Your instructions: In the entries that follow, how many lines contain "marker"? Answer with the number only.

_ _ _ _

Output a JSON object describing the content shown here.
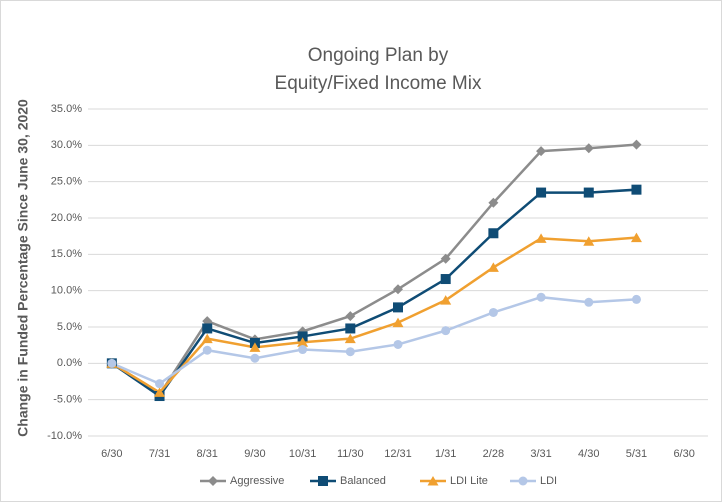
{
  "chart_data": {
    "type": "line",
    "title": [
      "Ongoing Plan by",
      "Equity/Fixed Income Mix"
    ],
    "y_label": "Change in Funded Percentage Since June 30, 2020",
    "categories": [
      "6/30",
      "7/31",
      "8/31",
      "9/30",
      "10/31",
      "11/30",
      "12/31",
      "1/31",
      "2/28",
      "3/31",
      "4/30",
      "5/31",
      "6/30"
    ],
    "series": [
      {
        "name": "Aggressive",
        "color": "#8c8c8c",
        "marker": "diamond",
        "values": [
          0,
          -4.3,
          5.8,
          3.3,
          4.4,
          6.5,
          10.2,
          14.4,
          22.1,
          29.2,
          29.6,
          30.1,
          null
        ]
      },
      {
        "name": "Balanced",
        "color": "#0f4c75",
        "marker": "square",
        "values": [
          0,
          -4.5,
          4.8,
          2.8,
          3.7,
          4.8,
          7.7,
          11.6,
          17.9,
          23.5,
          23.5,
          23.9,
          null
        ]
      },
      {
        "name": "LDI Lite",
        "color": "#f0a030",
        "marker": "triangle",
        "values": [
          0,
          -4.0,
          3.4,
          2.2,
          2.9,
          3.4,
          5.6,
          8.7,
          13.2,
          17.2,
          16.8,
          17.3,
          null
        ]
      },
      {
        "name": "LDI",
        "color": "#b4c7e7",
        "marker": "circle",
        "values": [
          0,
          -2.8,
          1.8,
          0.7,
          1.9,
          1.6,
          2.6,
          4.5,
          7.0,
          9.1,
          8.4,
          8.8,
          null
        ]
      }
    ],
    "ylim": [
      -10,
      35
    ],
    "yticks": [
      {
        "value": -10,
        "label": "-10.0%"
      },
      {
        "value": -5,
        "label": "-5.0%"
      },
      {
        "value": 0,
        "label": "0.0%"
      },
      {
        "value": 5,
        "label": "5.0%"
      },
      {
        "value": 10,
        "label": "10.0%"
      },
      {
        "value": 15,
        "label": "15.0%"
      },
      {
        "value": 20,
        "label": "20.0%"
      },
      {
        "value": 25,
        "label": "25.0%"
      },
      {
        "value": 30,
        "label": "30.0%"
      },
      {
        "value": 35,
        "label": "35.0%"
      }
    ],
    "grid": true,
    "legend": "bottom"
  }
}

_ _ _ _

Solution: 4